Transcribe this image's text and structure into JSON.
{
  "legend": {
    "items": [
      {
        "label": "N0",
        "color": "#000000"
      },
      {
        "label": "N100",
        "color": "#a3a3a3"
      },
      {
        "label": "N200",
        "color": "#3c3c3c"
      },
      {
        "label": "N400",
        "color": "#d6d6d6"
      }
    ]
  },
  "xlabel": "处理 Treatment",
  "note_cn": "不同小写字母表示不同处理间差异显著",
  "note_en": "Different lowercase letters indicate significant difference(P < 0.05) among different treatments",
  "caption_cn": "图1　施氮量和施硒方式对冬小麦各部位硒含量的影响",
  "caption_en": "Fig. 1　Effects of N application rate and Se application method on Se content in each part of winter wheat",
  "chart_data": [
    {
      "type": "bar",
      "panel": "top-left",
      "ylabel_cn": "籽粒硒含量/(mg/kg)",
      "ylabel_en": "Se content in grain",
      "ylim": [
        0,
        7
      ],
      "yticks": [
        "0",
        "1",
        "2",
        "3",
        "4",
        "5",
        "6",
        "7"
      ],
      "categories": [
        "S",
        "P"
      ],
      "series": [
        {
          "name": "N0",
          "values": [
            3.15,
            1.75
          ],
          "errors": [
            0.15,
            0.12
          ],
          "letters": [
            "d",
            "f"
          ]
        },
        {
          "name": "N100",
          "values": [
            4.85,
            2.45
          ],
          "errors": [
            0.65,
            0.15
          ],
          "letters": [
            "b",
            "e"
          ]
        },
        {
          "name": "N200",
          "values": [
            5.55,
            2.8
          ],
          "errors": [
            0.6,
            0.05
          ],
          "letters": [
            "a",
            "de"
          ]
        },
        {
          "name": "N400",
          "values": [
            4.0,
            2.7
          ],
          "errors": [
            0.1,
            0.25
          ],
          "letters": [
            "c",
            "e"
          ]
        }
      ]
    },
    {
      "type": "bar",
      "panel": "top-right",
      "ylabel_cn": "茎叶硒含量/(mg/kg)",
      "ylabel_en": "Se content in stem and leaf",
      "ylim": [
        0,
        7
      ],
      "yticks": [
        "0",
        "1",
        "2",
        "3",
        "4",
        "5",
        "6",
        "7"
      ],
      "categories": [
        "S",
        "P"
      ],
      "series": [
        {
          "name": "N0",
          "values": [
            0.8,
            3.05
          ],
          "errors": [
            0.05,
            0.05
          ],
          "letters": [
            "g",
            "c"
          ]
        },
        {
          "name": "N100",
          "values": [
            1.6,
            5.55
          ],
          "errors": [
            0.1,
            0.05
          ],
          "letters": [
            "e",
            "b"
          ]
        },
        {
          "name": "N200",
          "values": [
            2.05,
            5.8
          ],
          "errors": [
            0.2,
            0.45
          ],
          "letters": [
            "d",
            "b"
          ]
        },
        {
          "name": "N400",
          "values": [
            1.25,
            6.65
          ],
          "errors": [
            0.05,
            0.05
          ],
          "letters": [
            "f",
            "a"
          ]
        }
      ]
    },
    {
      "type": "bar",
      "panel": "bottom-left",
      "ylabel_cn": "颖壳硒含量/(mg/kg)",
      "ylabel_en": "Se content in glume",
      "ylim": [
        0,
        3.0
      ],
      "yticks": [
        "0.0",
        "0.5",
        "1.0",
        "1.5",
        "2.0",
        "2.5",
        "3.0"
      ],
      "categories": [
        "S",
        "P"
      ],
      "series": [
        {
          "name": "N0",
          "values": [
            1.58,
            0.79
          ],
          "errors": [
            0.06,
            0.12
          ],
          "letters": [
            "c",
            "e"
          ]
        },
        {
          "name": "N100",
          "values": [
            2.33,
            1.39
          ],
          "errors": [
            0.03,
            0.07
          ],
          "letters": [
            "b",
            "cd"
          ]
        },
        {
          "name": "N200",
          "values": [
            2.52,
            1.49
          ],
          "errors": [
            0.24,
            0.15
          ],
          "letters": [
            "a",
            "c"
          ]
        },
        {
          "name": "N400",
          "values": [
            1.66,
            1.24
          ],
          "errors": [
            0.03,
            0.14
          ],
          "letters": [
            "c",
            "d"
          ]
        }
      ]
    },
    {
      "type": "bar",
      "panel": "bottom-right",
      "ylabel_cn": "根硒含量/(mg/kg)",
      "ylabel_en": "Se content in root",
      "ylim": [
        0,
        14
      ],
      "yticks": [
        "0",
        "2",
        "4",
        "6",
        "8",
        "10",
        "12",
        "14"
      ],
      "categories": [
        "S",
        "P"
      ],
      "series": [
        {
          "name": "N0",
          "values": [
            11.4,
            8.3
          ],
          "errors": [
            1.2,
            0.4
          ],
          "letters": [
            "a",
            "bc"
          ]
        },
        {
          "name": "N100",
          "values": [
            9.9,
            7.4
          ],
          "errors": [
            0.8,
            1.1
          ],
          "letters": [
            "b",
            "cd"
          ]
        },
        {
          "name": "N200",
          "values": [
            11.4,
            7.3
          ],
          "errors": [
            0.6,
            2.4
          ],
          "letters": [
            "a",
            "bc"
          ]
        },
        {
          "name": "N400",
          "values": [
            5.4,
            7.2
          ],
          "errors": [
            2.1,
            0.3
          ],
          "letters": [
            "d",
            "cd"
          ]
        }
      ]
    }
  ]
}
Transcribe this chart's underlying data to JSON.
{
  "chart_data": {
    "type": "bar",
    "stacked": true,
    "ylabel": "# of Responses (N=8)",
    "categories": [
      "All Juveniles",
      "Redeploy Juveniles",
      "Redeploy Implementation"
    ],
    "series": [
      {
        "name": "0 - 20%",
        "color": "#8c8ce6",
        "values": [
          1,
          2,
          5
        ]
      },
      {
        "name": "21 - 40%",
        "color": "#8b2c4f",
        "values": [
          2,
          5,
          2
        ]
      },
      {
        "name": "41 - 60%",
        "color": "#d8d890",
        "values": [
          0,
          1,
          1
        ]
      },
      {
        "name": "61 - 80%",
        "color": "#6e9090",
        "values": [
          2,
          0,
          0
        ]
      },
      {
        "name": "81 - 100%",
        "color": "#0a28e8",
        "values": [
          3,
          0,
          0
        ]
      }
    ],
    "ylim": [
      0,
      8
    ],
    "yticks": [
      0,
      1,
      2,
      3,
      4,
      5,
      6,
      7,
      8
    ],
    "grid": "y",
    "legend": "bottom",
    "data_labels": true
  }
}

————————

● To do
Repeat the data precisely, reproducing every entry.

● Exercise solution
Transcribe this image's text and structure into JSON.
{
  "legend": {
    "items": [
      {
        "label": "N0",
        "color": "#000000"
      },
      {
        "label": "N100",
        "color": "#a3a3a3"
      },
      {
        "label": "N200",
        "color": "#3c3c3c"
      },
      {
        "label": "N400",
        "color": "#d6d6d6"
      }
    ]
  },
  "xlabel": "处理 Treatment",
  "note_cn": "不同小写字母表示不同处理间差异显著",
  "note_en": "Different lowercase letters indicate significant difference(P < 0.05) among different treatments",
  "caption_cn": "图1　施氮量和施硒方式对冬小麦各部位硒含量的影响",
  "caption_en": "Fig. 1　Effects of N application rate and Se application method on Se content in each part of winter wheat",
  "chart_data": [
    {
      "type": "bar",
      "panel": "top-left",
      "ylabel_cn": "籽粒硒含量/(mg/kg)",
      "ylabel_en": "Se content in grain",
      "ylim": [
        0,
        7
      ],
      "yticks": [
        "0",
        "1",
        "2",
        "3",
        "4",
        "5",
        "6",
        "7"
      ],
      "categories": [
        "S",
        "P"
      ],
      "series": [
        {
          "name": "N0",
          "values": [
            3.15,
            1.75
          ],
          "errors": [
            0.15,
            0.12
          ],
          "letters": [
            "d",
            "f"
          ]
        },
        {
          "name": "N100",
          "values": [
            4.85,
            2.45
          ],
          "errors": [
            0.65,
            0.15
          ],
          "letters": [
            "b",
            "e"
          ]
        },
        {
          "name": "N200",
          "values": [
            5.55,
            2.8
          ],
          "errors": [
            0.6,
            0.05
          ],
          "letters": [
            "a",
            "de"
          ]
        },
        {
          "name": "N400",
          "values": [
            4.0,
            2.7
          ],
          "errors": [
            0.1,
            0.25
          ],
          "letters": [
            "c",
            "e"
          ]
        }
      ]
    },
    {
      "type": "bar",
      "panel": "top-right",
      "ylabel_cn": "茎叶硒含量/(mg/kg)",
      "ylabel_en": "Se content in stem and leaf",
      "ylim": [
        0,
        7
      ],
      "yticks": [
        "0",
        "1",
        "2",
        "3",
        "4",
        "5",
        "6",
        "7"
      ],
      "categories": [
        "S",
        "P"
      ],
      "series": [
        {
          "name": "N0",
          "values": [
            0.8,
            3.05
          ],
          "errors": [
            0.05,
            0.05
          ],
          "letters": [
            "g",
            "c"
          ]
        },
        {
          "name": "N100",
          "values": [
            1.6,
            5.55
          ],
          "errors": [
            0.1,
            0.05
          ],
          "letters": [
            "e",
            "b"
          ]
        },
        {
          "name": "N200",
          "values": [
            2.05,
            5.8
          ],
          "errors": [
            0.2,
            0.45
          ],
          "letters": [
            "d",
            "b"
          ]
        },
        {
          "name": "N400",
          "values": [
            1.25,
            6.65
          ],
          "errors": [
            0.05,
            0.05
          ],
          "letters": [
            "f",
            "a"
          ]
        }
      ]
    },
    {
      "type": "bar",
      "panel": "bottom-left",
      "ylabel_cn": "颖壳硒含量/(mg/kg)",
      "ylabel_en": "Se content in glume",
      "ylim": [
        0,
        3.0
      ],
      "yticks": [
        "0.0",
        "0.5",
        "1.0",
        "1.5",
        "2.0",
        "2.5",
        "3.0"
      ],
      "categories": [
        "S",
        "P"
      ],
      "series": [
        {
          "name": "N0",
          "values": [
            1.58,
            0.79
          ],
          "errors": [
            0.06,
            0.12
          ],
          "letters": [
            "c",
            "e"
          ]
        },
        {
          "name": "N100",
          "values": [
            2.33,
            1.39
          ],
          "errors": [
            0.03,
            0.07
          ],
          "letters": [
            "b",
            "cd"
          ]
        },
        {
          "name": "N200",
          "values": [
            2.52,
            1.49
          ],
          "errors": [
            0.24,
            0.15
          ],
          "letters": [
            "a",
            "c"
          ]
        },
        {
          "name": "N400",
          "values": [
            1.66,
            1.24
          ],
          "errors": [
            0.03,
            0.14
          ],
          "letters": [
            "c",
            "d"
          ]
        }
      ]
    },
    {
      "type": "bar",
      "panel": "bottom-right",
      "ylabel_cn": "根硒含量/(mg/kg)",
      "ylabel_en": "Se content in root",
      "ylim": [
        0,
        14
      ],
      "yticks": [
        "0",
        "2",
        "4",
        "6",
        "8",
        "10",
        "12",
        "14"
      ],
      "categories": [
        "S",
        "P"
      ],
      "series": [
        {
          "name": "N0",
          "values": [
            11.4,
            8.3
          ],
          "errors": [
            1.2,
            0.4
          ],
          "letters": [
            "a",
            "bc"
          ]
        },
        {
          "name": "N100",
          "values": [
            9.9,
            7.4
          ],
          "errors": [
            0.8,
            1.1
          ],
          "letters": [
            "b",
            "cd"
          ]
        },
        {
          "name": "N200",
          "values": [
            11.4,
            7.3
          ],
          "errors": [
            0.6,
            2.4
          ],
          "letters": [
            "a",
            "bc"
          ]
        },
        {
          "name": "N400",
          "values": [
            5.4,
            7.2
          ],
          "errors": [
            2.1,
            0.3
          ],
          "letters": [
            "d",
            "cd"
          ]
        }
      ]
    }
  ]
}
Transcribe this chart's underlying data to JSON.
{
  "chart_data": {
    "type": "bar",
    "stacked": true,
    "ylabel": "# of Responses (N=8)",
    "categories": [
      "All Juveniles",
      "Redeploy Juveniles",
      "Redeploy Implementation"
    ],
    "series": [
      {
        "name": "0 - 20%",
        "color": "#8c8ce6",
        "values": [
          1,
          2,
          5
        ]
      },
      {
        "name": "21 - 40%",
        "color": "#8b2c4f",
        "values": [
          2,
          5,
          2
        ]
      },
      {
        "name": "41 - 60%",
        "color": "#d8d890",
        "values": [
          0,
          1,
          1
        ]
      },
      {
        "name": "61 - 80%",
        "color": "#6e9090",
        "values": [
          2,
          0,
          0
        ]
      },
      {
        "name": "81 - 100%",
        "color": "#0a28e8",
        "values": [
          3,
          0,
          0
        ]
      }
    ],
    "ylim": [
      0,
      8
    ],
    "yticks": [
      0,
      1,
      2,
      3,
      4,
      5,
      6,
      7,
      8
    ],
    "grid": "y",
    "legend": "bottom",
    "data_labels": true
  }
}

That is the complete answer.